╭─ Reading passage
Nano novices
About six years ago, Pai Kong, which mainly made raw materials for the Yingko ceramics industry, joined the composite materials research program of the Industrial Technology Research Institute (ITRI). At that time, they had virtually never even heard the word "nano."
During the R&D process, Huang Sen-kuei, bringing to bear the sensitivity developed in 30 years of knocking around with minerals, found a fantastic mineral ore. He refined it into a sample, finding to his amazement that when just casually rolling the sample around in his hands, he could feel heat. He sent the sample abroad for analysis, and discovered that the heat given off is one of the hottest topics of the moment-far-infrared. Recently one of Taiwan's leading textiles manufacturers, China Petrochemical Development Corporation, decided to invest more than NT$100 million to build a nylon nano-fiber factory. The key material is precisely this heat-producing high purity nano-clay.
╰─
╭─ Supplied entries
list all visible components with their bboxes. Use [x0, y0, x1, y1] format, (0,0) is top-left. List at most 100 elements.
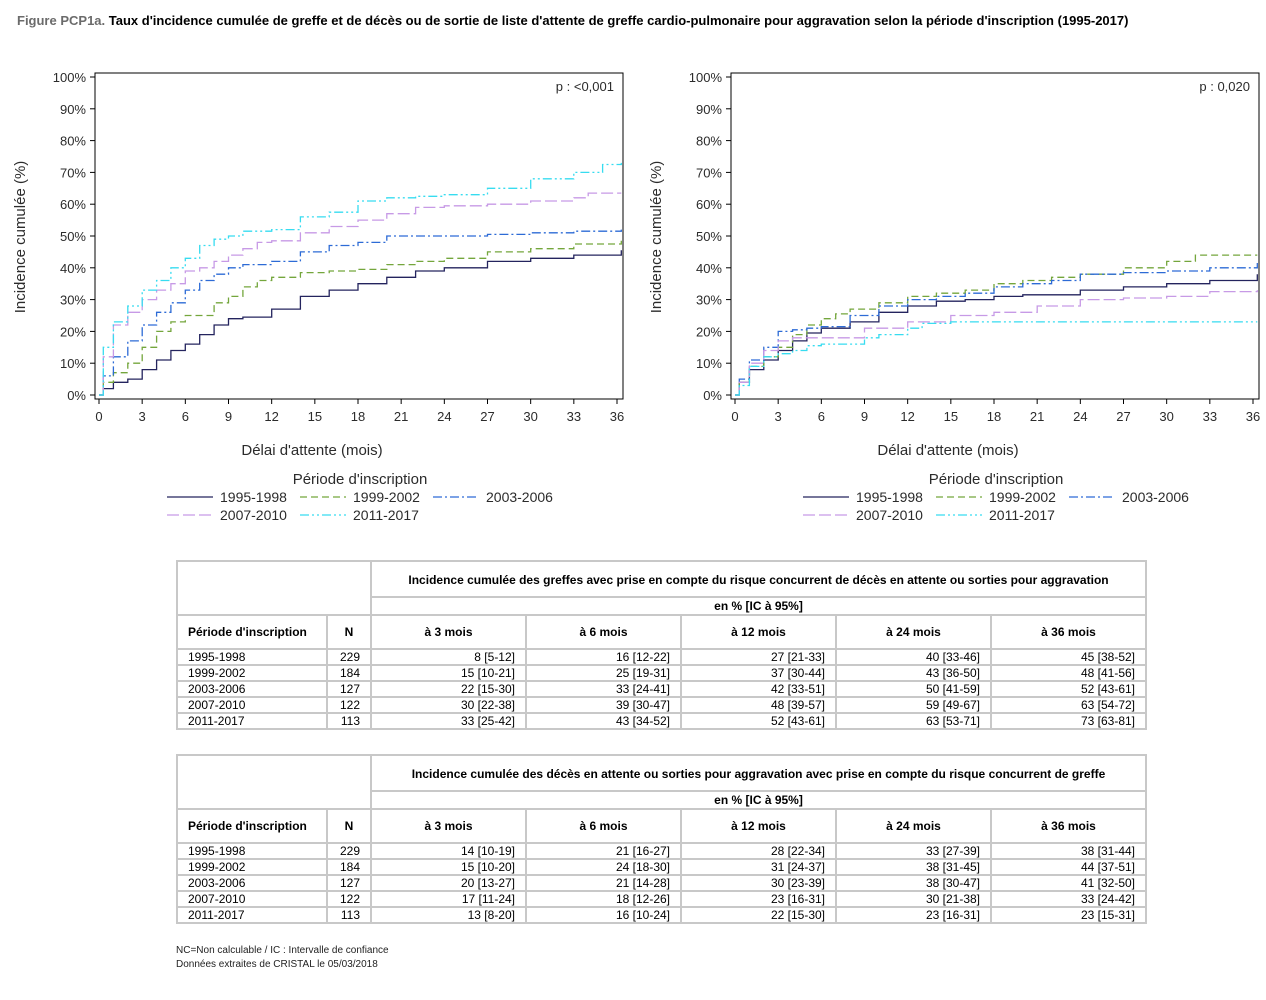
x-tick-label: 12 — [900, 409, 914, 424]
x-tick-label: 6 — [182, 409, 189, 424]
series-line-2011-2017 — [735, 321, 1258, 396]
y-tick-label: 10% — [696, 356, 722, 371]
cell-value: 30 [23-39] — [680, 874, 837, 892]
y-tick-label: 50% — [60, 229, 86, 244]
cell-value: 30 [21-38] — [835, 890, 992, 908]
x-tick-label: 6 — [818, 409, 825, 424]
col-header-time: à 12 mois — [680, 808, 837, 844]
cell-n: 122 — [326, 890, 372, 908]
cell-value: 48 [39-57] — [680, 696, 837, 714]
cell-n: 184 — [326, 858, 372, 876]
figure-title-text: Taux d'incidence cumulée de greffe et de… — [108, 13, 1129, 28]
table-greffes: Incidence cumulée des greffes avec prise… — [176, 560, 1147, 730]
y-tick-label: 60% — [696, 197, 722, 212]
cell-value: 28 [22-34] — [680, 842, 837, 860]
y-tick-label: 50% — [696, 229, 722, 244]
cell-value: 52 [43-61] — [680, 712, 837, 730]
cell-value: 15 [10-20] — [370, 858, 527, 876]
table-row: 2003-2006 127 20 [13-27] 21 [14-28] 30 [23-3… — [176, 874, 1147, 892]
legend-label-2011-2017: 2011-2017 — [353, 507, 419, 523]
cell-n: 113 — [326, 712, 372, 730]
y-tick-label: 20% — [60, 324, 86, 339]
cell-value: 33 [25-42] — [370, 712, 527, 730]
series-line-1999-2002 — [99, 240, 622, 396]
cell-value: 43 [36-50] — [835, 664, 992, 682]
cell-value: 63 [54-72] — [990, 696, 1147, 714]
col-header-time: à 24 mois — [835, 808, 992, 844]
y-tick-label: 70% — [696, 165, 722, 180]
cell-n: 127 — [326, 874, 372, 892]
x-axis-label: Délai d'attente (mois) — [877, 442, 1018, 459]
cell-value: 38 [31-45] — [835, 858, 992, 876]
cell-value: 73 [63-81] — [990, 712, 1147, 730]
cell-value: 21 [16-27] — [525, 842, 682, 860]
cell-period: 2011-2017 — [176, 712, 328, 730]
table-row: 1995-1998 229 8 [5-12] 16 [12-22] 27 [21-33]… — [176, 648, 1147, 666]
series-line-2007-2010 — [735, 290, 1258, 396]
x-tick-label: 18 — [987, 409, 1001, 424]
footnotes: NC=Non calculable / IC : Intervalle de c… — [176, 944, 389, 972]
cell-period: 2007-2010 — [176, 696, 328, 714]
y-tick-label: 20% — [696, 324, 722, 339]
cell-value: 24 [18-30] — [525, 858, 682, 876]
col-header-period: Période d'inscription — [176, 614, 328, 650]
cell-period: 2007-2010 — [176, 890, 328, 908]
cell-n: 184 — [326, 664, 372, 682]
y-axis-label: Incidence cumulée (%) — [12, 161, 29, 314]
cell-value: 23 [16-31] — [680, 890, 837, 908]
y-tick-label: 30% — [696, 293, 722, 308]
x-tick-label: 27 — [1116, 409, 1130, 424]
series-line-1995-1998 — [735, 274, 1258, 396]
col-header-time: à 3 mois — [370, 808, 527, 844]
x-tick-label: 36 — [610, 409, 624, 424]
cell-value: 25 [19-31] — [525, 664, 682, 682]
series-line-2003-2006 — [99, 229, 622, 396]
cell-value: 17 [11-24] — [370, 890, 527, 908]
x-tick-label: 0 — [95, 409, 102, 424]
p-value-annotation: p : 0,020 — [1199, 79, 1250, 94]
cell-value: 44 [37-51] — [990, 858, 1147, 876]
cell-value: 21 [14-28] — [525, 874, 682, 892]
cell-value: 14 [10-19] — [370, 842, 527, 860]
cell-value: 18 [12-26] — [525, 890, 682, 908]
y-tick-label: 90% — [60, 102, 86, 117]
cell-value: 8 [5-12] — [370, 648, 527, 666]
cell-value: 41 [32-50] — [990, 874, 1147, 892]
footnote-abbreviations: NC=Non calculable / IC : Intervalle de c… — [176, 945, 389, 956]
legend-label-1999-2002: 1999-2002 — [989, 489, 1056, 505]
legend-label-2003-2006: 2003-2006 — [486, 489, 553, 505]
cell-value: 23 [16-31] — [835, 906, 992, 924]
y-tick-label: 80% — [696, 134, 722, 149]
cell-value: 48 [41-56] — [990, 664, 1147, 682]
cell-value: 38 [30-47] — [835, 874, 992, 892]
x-tick-label: 21 — [1030, 409, 1044, 424]
cell-value: 31 [24-37] — [680, 858, 837, 876]
cell-value: 20 [13-27] — [370, 874, 527, 892]
cell-value: 50 [41-59] — [835, 680, 992, 698]
x-tick-label: 3 — [139, 409, 146, 424]
legend-label-2011-2017: 2011-2017 — [989, 507, 1055, 523]
col-header-n: N — [326, 808, 372, 844]
y-tick-label: 100% — [689, 70, 723, 85]
col-header-time: à 12 mois — [680, 614, 837, 650]
x-tick-label: 3 — [775, 409, 782, 424]
legend-title: Période d'inscription — [929, 471, 1064, 488]
table-row: 1999-2002 184 15 [10-21] 25 [19-31] 37 [30-4… — [176, 664, 1147, 682]
x-tick-label: 36 — [1246, 409, 1260, 424]
x-tick-label: 24 — [437, 409, 451, 424]
table-row: 1999-2002 184 15 [10-20] 24 [18-30] 31 [24-3… — [176, 858, 1147, 876]
cell-period: 1999-2002 — [176, 664, 328, 682]
cell-period: 1995-1998 — [176, 648, 328, 666]
table-row: 2003-2006 127 22 [15-30] 33 [24-41] 42 [33-5… — [176, 680, 1147, 698]
cell-value: 42 [33-51] — [680, 680, 837, 698]
col-header-time: à 24 mois — [835, 614, 992, 650]
y-tick-label: 80% — [60, 134, 86, 149]
cell-n: 127 — [326, 680, 372, 698]
figure-title: Figure PCP1a. Taux d'incidence cumulée d… — [17, 13, 1128, 28]
header-corner — [176, 754, 372, 810]
col-header-time: à 6 mois — [525, 614, 682, 650]
cell-value: 40 [33-46] — [835, 648, 992, 666]
legend-label-2007-2010: 2007-2010 — [220, 507, 287, 523]
cell-value: 38 [31-44] — [990, 842, 1147, 860]
y-tick-label: 0% — [703, 388, 722, 403]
╰─
**Set problem:** In the text headed "Nano novices," how much did China Petrochemical Development Corporation decide to invest in its nylon nano-fiber factory?

**Correct answer:** More than NT$100 million.